## WHAT TO WORK ON
For this exercise, repeat all of the material verbatim apart from its images.
◇ ◇ ◇ ◇ ◇ ◇ ◇
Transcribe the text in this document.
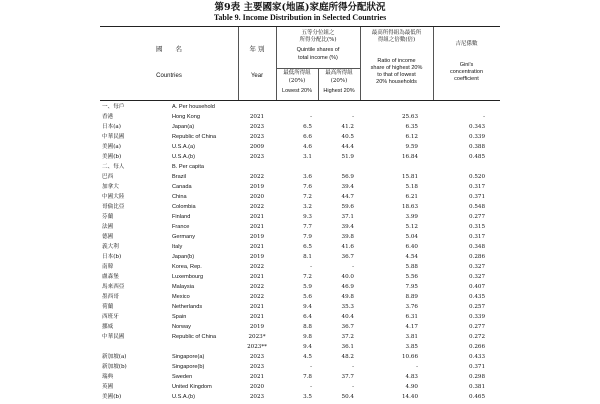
第9表 主要國家(地區)家庭所得分配狀況
Table 9. Income Distribution in Selected Countries
國　　名
Countries
年 別
Year
五等分位組之
所得分配比(%)
Quintile shares of
total income (%)
最低所得組
(20%)
Lowest 20%
最高所得組
(20%)
Highest 20%
最高所得組為最低所
得組之倍數(倍)
Ratio of income
share of highest 20%
to that of lowest
20% households
吉尼係數
Gini's
concentration
coefficient
一、每戶	A. Per household
香港	Hong Kong	2021	-	-	25.63	-
日本(a)	Japan(a)	2023	6.5	41.2	6.35	0.343
中華民國	Republic of China	2023	6.6	40.5	6.12	0.339
美國(a)	U.S.A.(a)	2009	4.6	44.4	9.59	0.388
美國(b)	U.S.A.(b)	2023	3.1	51.9	16.84	0.485
二、每人	B. Per capita
巴西	Brazil	2022	3.6	56.9	15.81	0.520
加拿大	Canada	2019	7.6	39.4	5.18	0.317
中國大陸	China	2020	7.2	44.7	6.21	0.371
哥倫比亞	Colombia	2022	3.2	59.6	18.63	0.548
芬蘭	Finland	2021	9.3	37.1	3.99	0.277
法國	France	2021	7.7	39.4	5.12	0.315
德國	Germany	2019	7.9	39.8	5.04	0.317
義大利	Italy	2021	6.5	41.6	6.40	0.348
日本(b)	Japan(b)	2019	8.1	36.7	4.54	0.286
南韓	Korea, Rep.	2022	-	-	5.88	0.327
盧森堡	Luxembourg	2021	7.2	40.0	5.56	0.327
馬來西亞	Malaysia	2022	5.9	46.9	7.95	0.407
墨西哥	Mexico	2022	5.6	49.8	8.89	0.435
荷蘭	Netherlands	2021	9.4	35.3	3.76	0.257
西班牙	Spain	2021	6.4	40.4	6.31	0.339
挪威	Norway	2019	8.8	36.7	4.17	0.277
中華民國	Republic of China	2023*	9.8	37.2	3.81	0.272
2023**	9.4	36.1	3.85	0.266
新加坡(a)	Singapore(a)	2023	4.5	48.2	10.66	0.433
新加坡(b)	Singapore(b)	2023	-	-	-	0.371
瑞典	Sweden	2021	7.8	37.7	4.83	0.298
英國	United Kingdom	2020	-	-	4.90	0.381
美國(b)	U.S.A.(b)	2023	3.5	50.4	14.40	0.465
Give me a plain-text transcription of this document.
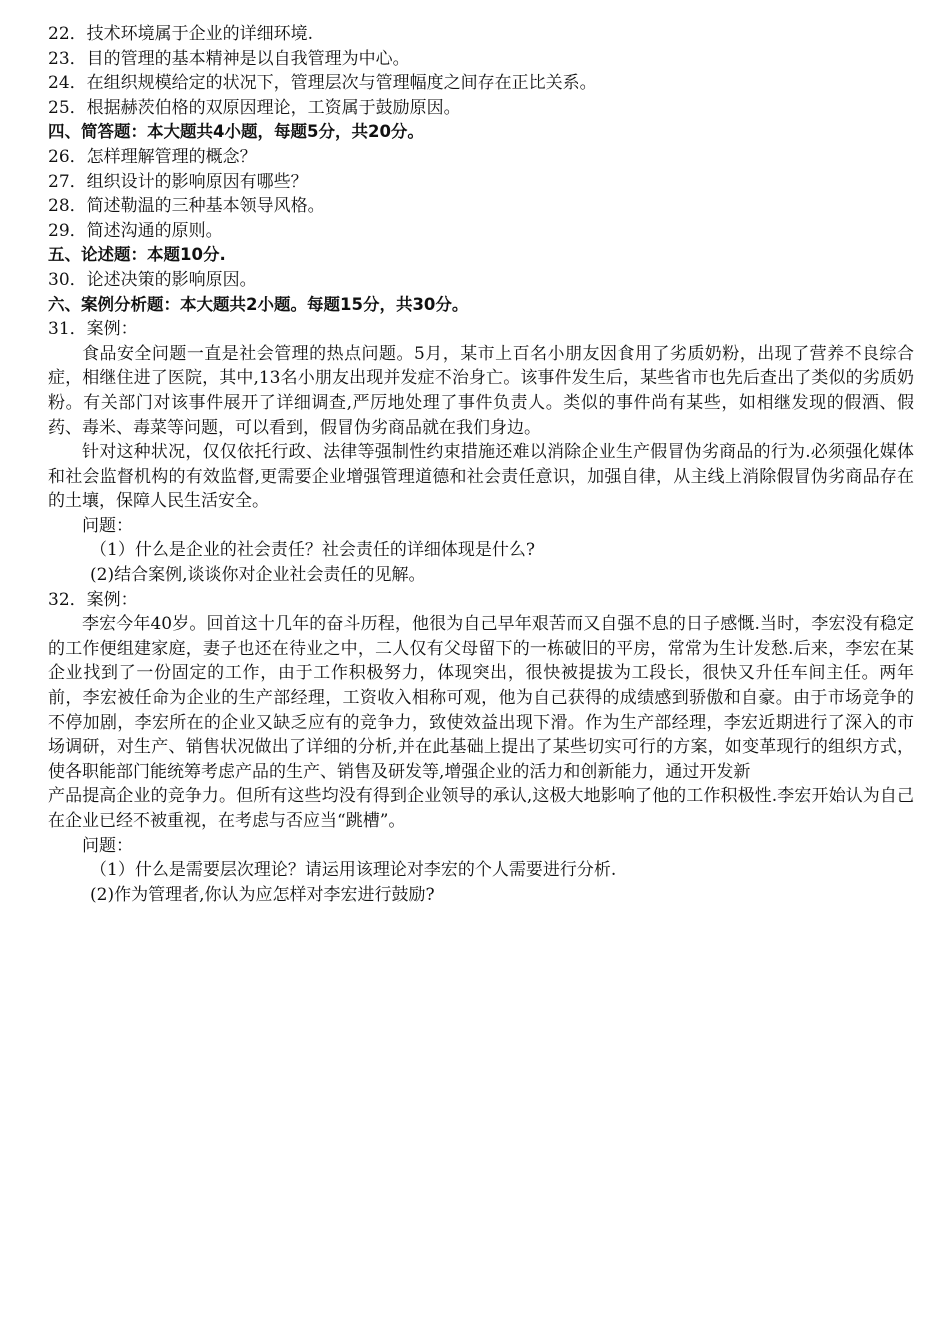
22．技术环境属于企业的详细环境.
23．目的管理的基本精神是以自我管理为中心。
24．在组织规模给定的状况下，管理层次与管理幅度之间存在正比关系。
25．根据赫茨伯格的双原因理论，工资属于鼓励原因。
四、简答题：本大题共4小题，每题5分，共20分。
26．怎样理解管理的概念？
27．组织设计的影响原因有哪些？
28．简述勒温的三种基本领导风格。
29．简述沟通的原则。
五、论述题：本题10分.
30．论述决策的影响原因。
六、案例分析题：本大题共2小题。每题15分，共30分。
31．案例：
食品安全问题一直是社会管理的热点问题。5月，某市上百名小朋友因食用了劣质奶粉，出现了营养不良综合症，相继住进了医院，其中,13名小朋友出现并发症不治身亡。该事件发生后，某些省市也先后查出了类似的劣质奶粉。有关部门对该事件展开了详细调查,严厉地处理了事件负责人。类似的事件尚有某些，如相继发现的假酒、假药、毒米、毒菜等问题，可以看到，假冒伪劣商品就在我们身边。
针对这种状况，仅仅依托行政、法律等强制性约束措施还难以消除企业生产假冒伪劣商品的行为.必须强化媒体和社会监督机构的有效监督,更需要企业增强管理道德和社会责任意识，加强自律，从主线上消除假冒伪劣商品存在的土壤，保障人民生活安全。
问题：
（1）什么是企业的社会责任？社会责任的详细体现是什么?
(2)结合案例,谈谈你对企业社会责任的见解。
32．案例：
李宏今年40岁。回首这十几年的奋斗历程，他很为自己早年艰苦而又自强不息的日子感慨.当时，李宏没有稳定的工作便组建家庭，妻子也还在待业之中，二人仅有父母留下的一栋破旧的平房，常常为生计发愁.后来，李宏在某企业找到了一份固定的工作，由于工作积极努力，体现突出，很快被提拔为工段长，很快又升任车间主任。两年前，李宏被任命为企业的生产部经理，工资收入相称可观，他为自己获得的成绩感到骄傲和自豪。由于市场竞争的不停加剧，李宏所在的企业又缺乏应有的竞争力，致使效益出现下滑。作为生产部经理，李宏近期进行了深入的市场调研，对生产、销售状况做出了详细的分析,并在此基础上提出了某些切实可行的方案，如变革现行的组织方式，使各职能部门能统筹考虑产品的生产、销售及研发等,增强企业的活力和创新能力，通过开发新
产品提高企业的竞争力。但所有这些均没有得到企业领导的承认,这极大地影响了他的工作积极性.李宏开始认为自己在企业已经不被重视，在考虑与否应当“跳槽”。
问题：
（1）什么是需要层次理论？请运用该理论对李宏的个人需要进行分析.
(2)作为管理者,你认为应怎样对李宏进行鼓励?
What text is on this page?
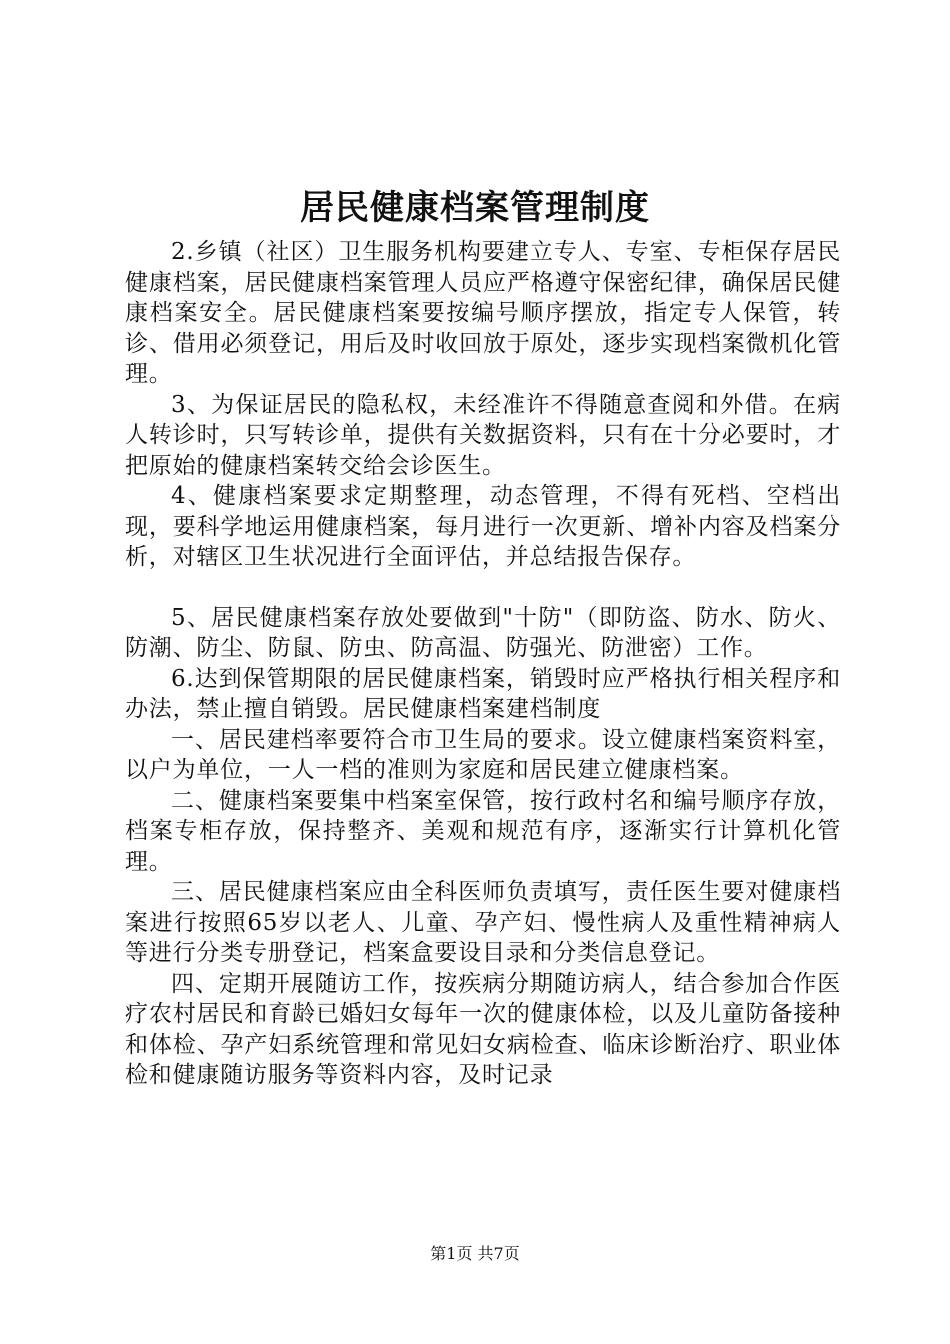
居民健康档案管理制度

2.乡镇（社区）卫生服务机构要建立专人、专室、专柜保存居民健康档案，居民健康档案管理人员应严格遵守保密纪律，确保居民健康档案安全。居民健康档案要按编号顺序摆放，指定专人保管，转诊、借用必须登记，用后及时收回放于原处，逐步实现档案微机化管理。

3、为保证居民的隐私权，未经准许不得随意查阅和外借。在病人转诊时，只写转诊单，提供有关数据资料，只有在十分必要时，才把原始的健康档案转交给会诊医生。

4、健康档案要求定期整理，动态管理，不得有死档、空档出现，要科学地运用健康档案，每月进行一次更新、增补内容及档案分析，对辖区卫生状况进行全面评估，并总结报告保存。

5、居民健康档案存放处要做到"十防"（即防盗、防水、防火、防潮、防尘、防鼠、防虫、防高温、防强光、防泄密）工作。

6.达到保管期限的居民健康档案，销毁时应严格执行相关程序和办法，禁止擅自销毁。居民健康档案建档制度

一、居民建档率要符合市卫生局的要求。设立健康档案资料室，以户为单位，一人一档的准则为家庭和居民建立健康档案。

二、健康档案要集中档案室保管，按行政村名和编号顺序存放，档案专柜存放，保持整齐、美观和规范有序，逐渐实行计算机化管理。

三、居民健康档案应由全科医师负责填写，责任医生要对健康档案进行按照65岁以老人、儿童、孕产妇、慢性病人及重性精神病人等进行分类专册登记，档案盒要设目录和分类信息登记。

四、定期开展随访工作，按疾病分期随访病人，结合参加合作医疗农村居民和育龄已婚妇女每年一次的健康体检，以及儿童防备接种和体检、孕产妇系统管理和常见妇女病检查、临床诊断治疗、职业体检和健康随访服务等资料内容，及时记录

第1页 共7页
◇ ◇ ◇ ◇ ◇ ◇ ◇
## RESULT FOR THIS EXERCISE
Transcribe the text in this document.
第9表 主要國家(地區)家庭所得分配狀況
Table 9. Income Distribution in Selected Countries
國　　名
Countries
年 別
Year
五等分位組之
所得分配比(%)
Quintile shares of
total income (%)
最低所得組
(20%)
Lowest 20%
最高所得組
(20%)
Highest 20%
最高所得組為最低所
得組之倍數(倍)
Ratio of income
share of highest 20%
to that of lowest
20% households
吉尼係數
Gini's
concentration
coefficient
一、每戶	A. Per household
香港	Hong Kong	2021	-	-	25.63	-
日本(a)	Japan(a)	2023	6.5	41.2	6.35	0.343
中華民國	Republic of China	2023	6.6	40.5	6.12	0.339
美國(a)	U.S.A.(a)	2009	4.6	44.4	9.59	0.388
美國(b)	U.S.A.(b)	2023	3.1	51.9	16.84	0.485
二、每人	B. Per capita
巴西	Brazil	2022	3.6	56.9	15.81	0.520
加拿大	Canada	2019	7.6	39.4	5.18	0.317
中國大陸	China	2020	7.2	44.7	6.21	0.371
哥倫比亞	Colombia	2022	3.2	59.6	18.63	0.548
芬蘭	Finland	2021	9.3	37.1	3.99	0.277
法國	France	2021	7.7	39.4	5.12	0.315
德國	Germany	2019	7.9	39.8	5.04	0.317
義大利	Italy	2021	6.5	41.6	6.40	0.348
日本(b)	Japan(b)	2019	8.1	36.7	4.54	0.286
南韓	Korea, Rep.	2022	-	-	5.88	0.327
盧森堡	Luxembourg	2021	7.2	40.0	5.56	0.327
馬來西亞	Malaysia	2022	5.9	46.9	7.95	0.407
墨西哥	Mexico	2022	5.6	49.8	8.89	0.435
荷蘭	Netherlands	2021	9.4	35.3	3.76	0.257
西班牙	Spain	2021	6.4	40.4	6.31	0.339
挪威	Norway	2019	8.8	36.7	4.17	0.277
中華民國	Republic of China	2023*	9.8	37.2	3.81	0.272
2023**	9.4	36.1	3.85	0.266
新加坡(a)	Singapore(a)	2023	4.5	48.2	10.66	0.433
新加坡(b)	Singapore(b)	2023	-	-	-	0.371
瑞典	Sweden	2021	7.8	37.7	4.83	0.298
英國	United Kingdom	2020	-	-	4.90	0.381
美國(b)	U.S.A.(b)	2023	3.5	50.4	14.40	0.465
Give me a plain-text transcription of this document.
22．技术环境属于企业的详细环境.
23．目的管理的基本精神是以自我管理为中心。
24．在组织规模给定的状况下，管理层次与管理幅度之间存在正比关系。
25．根据赫茨伯格的双原因理论，工资属于鼓励原因。
四、简答题：本大题共4小题，每题5分，共20分。
26．怎样理解管理的概念？
27．组织设计的影响原因有哪些？
28．简述勒温的三种基本领导风格。
29．简述沟通的原则。
五、论述题：本题10分.
30．论述决策的影响原因。
六、案例分析题：本大题共2小题。每题15分，共30分。
31．案例：
食品安全问题一直是社会管理的热点问题。5月，某市上百名小朋友因食用了劣质奶粉，出现了营养不良综合症，相继住进了医院，其中,13名小朋友出现并发症不治身亡。该事件发生后，某些省市也先后查出了类似的劣质奶粉。有关部门对该事件展开了详细调查,严厉地处理了事件负责人。类似的事件尚有某些，如相继发现的假酒、假药、毒米、毒菜等问题，可以看到，假冒伪劣商品就在我们身边。
针对这种状况，仅仅依托行政、法律等强制性约束措施还难以消除企业生产假冒伪劣商品的行为.必须强化媒体和社会监督机构的有效监督,更需要企业增强管理道德和社会责任意识，加强自律，从主线上消除假冒伪劣商品存在的土壤，保障人民生活安全。
问题：
（1）什么是企业的社会责任？社会责任的详细体现是什么?
(2)结合案例,谈谈你对企业社会责任的见解。
32．案例：
李宏今年40岁。回首这十几年的奋斗历程，他很为自己早年艰苦而又自强不息的日子感慨.当时，李宏没有稳定的工作便组建家庭，妻子也还在待业之中，二人仅有父母留下的一栋破旧的平房，常常为生计发愁.后来，李宏在某企业找到了一份固定的工作，由于工作积极努力，体现突出，很快被提拔为工段长，很快又升任车间主任。两年前，李宏被任命为企业的生产部经理，工资收入相称可观，他为自己获得的成绩感到骄傲和自豪。由于市场竞争的不停加剧，李宏所在的企业又缺乏应有的竞争力，致使效益出现下滑。作为生产部经理，李宏近期进行了深入的市场调研，对生产、销售状况做出了详细的分析,并在此基础上提出了某些切实可行的方案，如变革现行的组织方式，使各职能部门能统筹考虑产品的生产、销售及研发等,增强企业的活力和创新能力，通过开发新
产品提高企业的竞争力。但所有这些均没有得到企业领导的承认,这极大地影响了他的工作积极性.李宏开始认为自己在企业已经不被重视，在考虑与否应当“跳槽”。
问题：
（1）什么是需要层次理论？请运用该理论对李宏的个人需要进行分析.
(2)作为管理者,你认为应怎样对李宏进行鼓励?
What text is on this page?
居民健康档案管理制度

2.乡镇（社区）卫生服务机构要建立专人、专室、专柜保存居民健康档案，居民健康档案管理人员应严格遵守保密纪律，确保居民健康档案安全。居民健康档案要按编号顺序摆放，指定专人保管，转诊、借用必须登记，用后及时收回放于原处，逐步实现档案微机化管理。

3、为保证居民的隐私权，未经准许不得随意查阅和外借。在病人转诊时，只写转诊单，提供有关数据资料，只有在十分必要时，才把原始的健康档案转交给会诊医生。

4、健康档案要求定期整理，动态管理，不得有死档、空档出现，要科学地运用健康档案，每月进行一次更新、增补内容及档案分析，对辖区卫生状况进行全面评估，并总结报告保存。

5、居民健康档案存放处要做到"十防"（即防盗、防水、防火、防潮、防尘、防鼠、防虫、防高温、防强光、防泄密）工作。

6.达到保管期限的居民健康档案，销毁时应严格执行相关程序和办法，禁止擅自销毁。居民健康档案建档制度

一、居民建档率要符合市卫生局的要求。设立健康档案资料室，以户为单位，一人一档的准则为家庭和居民建立健康档案。

二、健康档案要集中档案室保管，按行政村名和编号顺序存放，档案专柜存放，保持整齐、美观和规范有序，逐渐实行计算机化管理。

三、居民健康档案应由全科医师负责填写，责任医生要对健康档案进行按照65岁以老人、儿童、孕产妇、慢性病人及重性精神病人等进行分类专册登记，档案盒要设目录和分类信息登记。

四、定期开展随访工作，按疾病分期随访病人，结合参加合作医疗农村居民和育龄已婚妇女每年一次的健康体检，以及儿童防备接种和体检、孕产妇系统管理和常见妇女病检查、临床诊断治疗、职业体检和健康随访服务等资料内容，及时记录

第1页 共7页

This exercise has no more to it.